■ Exercise
Gather all lines in the entries below that include the word "recording".

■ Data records
* * *
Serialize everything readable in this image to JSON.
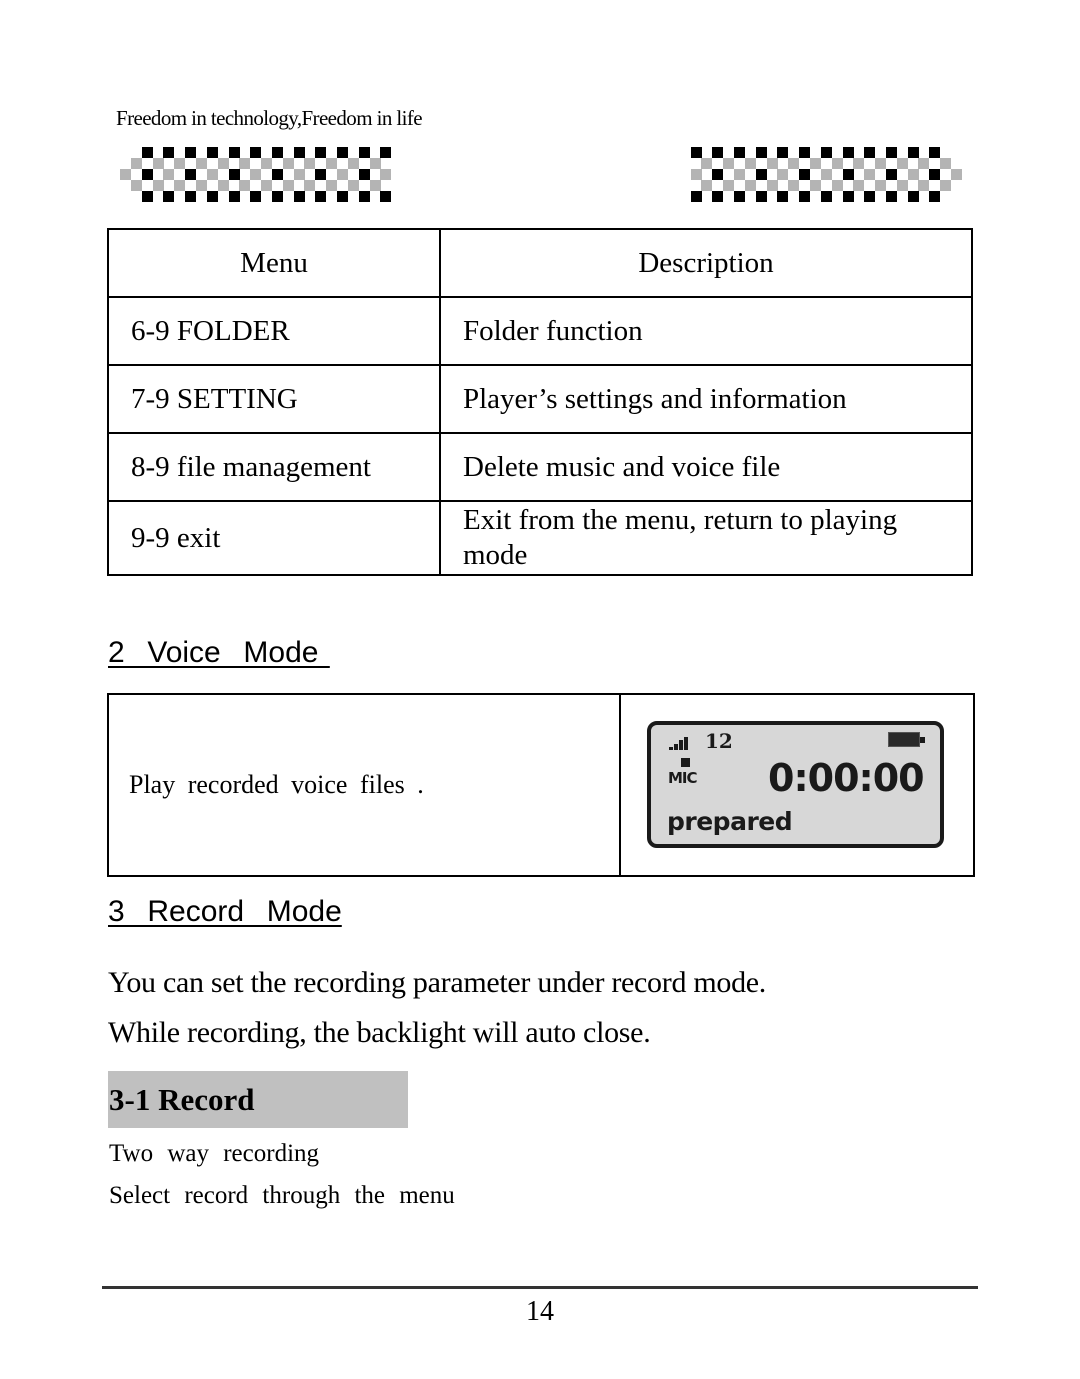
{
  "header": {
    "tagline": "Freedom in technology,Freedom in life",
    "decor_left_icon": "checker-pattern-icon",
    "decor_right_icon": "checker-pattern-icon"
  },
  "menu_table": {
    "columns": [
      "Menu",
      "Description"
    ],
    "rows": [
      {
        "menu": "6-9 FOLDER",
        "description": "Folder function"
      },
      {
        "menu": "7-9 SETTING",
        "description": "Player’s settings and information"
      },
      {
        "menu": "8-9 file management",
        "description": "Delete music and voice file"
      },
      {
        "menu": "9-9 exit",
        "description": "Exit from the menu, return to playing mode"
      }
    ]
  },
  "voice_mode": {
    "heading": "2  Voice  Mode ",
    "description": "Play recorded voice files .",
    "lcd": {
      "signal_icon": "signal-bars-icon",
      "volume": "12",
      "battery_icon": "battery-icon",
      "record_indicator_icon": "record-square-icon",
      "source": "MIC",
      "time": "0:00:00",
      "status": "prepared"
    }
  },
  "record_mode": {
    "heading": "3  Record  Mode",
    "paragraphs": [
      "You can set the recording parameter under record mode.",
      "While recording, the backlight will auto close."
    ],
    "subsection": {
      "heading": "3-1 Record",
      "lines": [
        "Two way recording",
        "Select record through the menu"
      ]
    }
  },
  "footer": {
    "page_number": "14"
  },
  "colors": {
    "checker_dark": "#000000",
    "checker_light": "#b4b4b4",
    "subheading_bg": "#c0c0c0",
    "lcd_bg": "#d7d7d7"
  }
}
* * *
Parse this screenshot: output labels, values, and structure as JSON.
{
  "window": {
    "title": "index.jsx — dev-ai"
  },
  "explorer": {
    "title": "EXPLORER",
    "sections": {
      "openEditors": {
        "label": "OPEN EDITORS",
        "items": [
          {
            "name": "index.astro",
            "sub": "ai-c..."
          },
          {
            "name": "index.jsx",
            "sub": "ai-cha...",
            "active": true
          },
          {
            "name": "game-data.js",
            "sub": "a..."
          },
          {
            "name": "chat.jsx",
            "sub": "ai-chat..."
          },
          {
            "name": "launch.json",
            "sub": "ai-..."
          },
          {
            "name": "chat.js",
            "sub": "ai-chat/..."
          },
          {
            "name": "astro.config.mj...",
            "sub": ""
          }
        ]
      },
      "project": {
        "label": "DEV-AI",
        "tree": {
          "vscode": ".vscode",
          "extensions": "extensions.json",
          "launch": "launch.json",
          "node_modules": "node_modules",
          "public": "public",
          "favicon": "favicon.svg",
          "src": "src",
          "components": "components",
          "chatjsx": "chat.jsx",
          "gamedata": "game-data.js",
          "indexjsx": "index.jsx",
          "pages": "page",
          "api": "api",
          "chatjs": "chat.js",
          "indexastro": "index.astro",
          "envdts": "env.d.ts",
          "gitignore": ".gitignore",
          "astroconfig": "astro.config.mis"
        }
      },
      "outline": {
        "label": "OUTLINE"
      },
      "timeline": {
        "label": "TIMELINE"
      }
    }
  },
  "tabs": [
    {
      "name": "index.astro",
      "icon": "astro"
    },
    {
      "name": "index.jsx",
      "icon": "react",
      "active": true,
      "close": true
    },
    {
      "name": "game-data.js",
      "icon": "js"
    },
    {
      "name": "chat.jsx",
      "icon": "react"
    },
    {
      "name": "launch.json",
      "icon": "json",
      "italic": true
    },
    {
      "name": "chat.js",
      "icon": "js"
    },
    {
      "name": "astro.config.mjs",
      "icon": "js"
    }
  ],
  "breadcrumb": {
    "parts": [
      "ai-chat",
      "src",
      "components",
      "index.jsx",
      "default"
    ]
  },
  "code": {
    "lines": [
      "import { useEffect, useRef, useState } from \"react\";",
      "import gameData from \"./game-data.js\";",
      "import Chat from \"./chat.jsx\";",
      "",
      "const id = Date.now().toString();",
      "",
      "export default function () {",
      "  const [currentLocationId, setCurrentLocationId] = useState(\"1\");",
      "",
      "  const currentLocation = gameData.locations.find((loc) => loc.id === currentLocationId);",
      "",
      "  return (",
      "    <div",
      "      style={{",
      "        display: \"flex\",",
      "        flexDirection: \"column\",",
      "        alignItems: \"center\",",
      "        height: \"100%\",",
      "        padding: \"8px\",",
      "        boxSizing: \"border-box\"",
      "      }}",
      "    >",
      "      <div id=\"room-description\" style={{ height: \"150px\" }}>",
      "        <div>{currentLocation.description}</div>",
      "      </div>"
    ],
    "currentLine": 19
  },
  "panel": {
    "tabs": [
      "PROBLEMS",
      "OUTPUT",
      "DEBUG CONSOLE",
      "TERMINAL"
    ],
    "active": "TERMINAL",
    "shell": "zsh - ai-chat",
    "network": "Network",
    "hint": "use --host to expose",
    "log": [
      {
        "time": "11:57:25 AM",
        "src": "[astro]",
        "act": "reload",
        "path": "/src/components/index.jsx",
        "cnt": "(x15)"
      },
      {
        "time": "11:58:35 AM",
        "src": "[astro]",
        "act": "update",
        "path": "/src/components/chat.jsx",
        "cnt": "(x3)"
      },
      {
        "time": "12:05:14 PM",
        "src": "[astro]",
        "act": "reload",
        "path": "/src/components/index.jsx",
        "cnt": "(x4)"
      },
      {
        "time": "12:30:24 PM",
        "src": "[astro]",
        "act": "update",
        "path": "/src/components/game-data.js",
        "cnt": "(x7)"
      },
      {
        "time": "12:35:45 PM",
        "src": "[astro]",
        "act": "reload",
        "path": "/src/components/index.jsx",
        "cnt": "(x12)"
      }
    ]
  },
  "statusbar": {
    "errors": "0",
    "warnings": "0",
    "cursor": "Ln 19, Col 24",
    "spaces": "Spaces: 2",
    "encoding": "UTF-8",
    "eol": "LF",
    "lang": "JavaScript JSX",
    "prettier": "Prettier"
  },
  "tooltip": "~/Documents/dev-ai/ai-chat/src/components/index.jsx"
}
* * *
■ Correct output
      "You can set the recording parameter under record mode.",
      "While recording, the backlight will auto close."
        "Two way recording",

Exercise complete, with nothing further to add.